[Data items]

----

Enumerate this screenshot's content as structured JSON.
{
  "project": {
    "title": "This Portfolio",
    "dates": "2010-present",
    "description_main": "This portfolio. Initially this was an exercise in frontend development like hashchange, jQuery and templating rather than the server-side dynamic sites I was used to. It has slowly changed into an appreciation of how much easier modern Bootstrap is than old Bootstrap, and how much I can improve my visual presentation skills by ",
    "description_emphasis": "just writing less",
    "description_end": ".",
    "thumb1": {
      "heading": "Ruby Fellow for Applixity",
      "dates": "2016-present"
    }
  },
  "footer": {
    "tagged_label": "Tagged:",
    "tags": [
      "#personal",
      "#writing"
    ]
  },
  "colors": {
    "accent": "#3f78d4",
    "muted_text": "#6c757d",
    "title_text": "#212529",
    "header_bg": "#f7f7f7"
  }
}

----

--- Task brief ---
Reproduce the material exactly, with every line intact.

--- Full solution ---
Enumerate this screenshot's content as structured JSON.
{
  "project": {
    "title": "This Portfolio",
    "dates": "2010-present",
    "description_main": "This portfolio. Initially this was an exercise in frontend development like hashchange, jQuery and templating rather than the server-side dynamic sites I was used to. It has slowly changed into an appreciation of how much easier modern Bootstrap is than old Bootstrap, and how much I can improve my visual presentation skills by ",
    "description_emphasis": "just writing less",
    "description_end": ".",
    "thumb1": {
      "heading": "Ruby Fellow for Applixity",
      "dates": "2016-present"
    }
  },
  "footer": {
    "tagged_label": "Tagged:",
    "tags": [
      "#personal",
      "#writing"
    ]
  },
  "colors": {
    "accent": "#3f78d4",
    "muted_text": "#6c757d",
    "title_text": "#212529",
    "header_bg": "#f7f7f7"
  }
}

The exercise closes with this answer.